((

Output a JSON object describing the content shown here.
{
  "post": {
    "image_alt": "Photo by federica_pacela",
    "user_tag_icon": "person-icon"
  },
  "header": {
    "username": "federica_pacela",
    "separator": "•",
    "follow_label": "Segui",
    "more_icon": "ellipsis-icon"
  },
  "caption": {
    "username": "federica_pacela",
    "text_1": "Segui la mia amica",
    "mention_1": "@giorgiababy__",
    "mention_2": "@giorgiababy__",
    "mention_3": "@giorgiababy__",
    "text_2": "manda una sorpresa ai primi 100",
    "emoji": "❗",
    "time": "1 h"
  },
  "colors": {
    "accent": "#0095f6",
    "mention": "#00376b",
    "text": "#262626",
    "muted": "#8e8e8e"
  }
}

))

*Work to complete*:
Repeat the data precisely, reproducing every entry.

*Written response*:
Output a JSON object describing the content shown here.
{
  "post": {
    "image_alt": "Photo by federica_pacela",
    "user_tag_icon": "person-icon"
  },
  "header": {
    "username": "federica_pacela",
    "separator": "•",
    "follow_label": "Segui",
    "more_icon": "ellipsis-icon"
  },
  "caption": {
    "username": "federica_pacela",
    "text_1": "Segui la mia amica",
    "mention_1": "@giorgiababy__",
    "mention_2": "@giorgiababy__",
    "mention_3": "@giorgiababy__",
    "text_2": "manda una sorpresa ai primi 100",
    "emoji": "❗",
    "time": "1 h"
  },
  "colors": {
    "accent": "#0095f6",
    "mention": "#00376b",
    "text": "#262626",
    "muted": "#8e8e8e"
  }
}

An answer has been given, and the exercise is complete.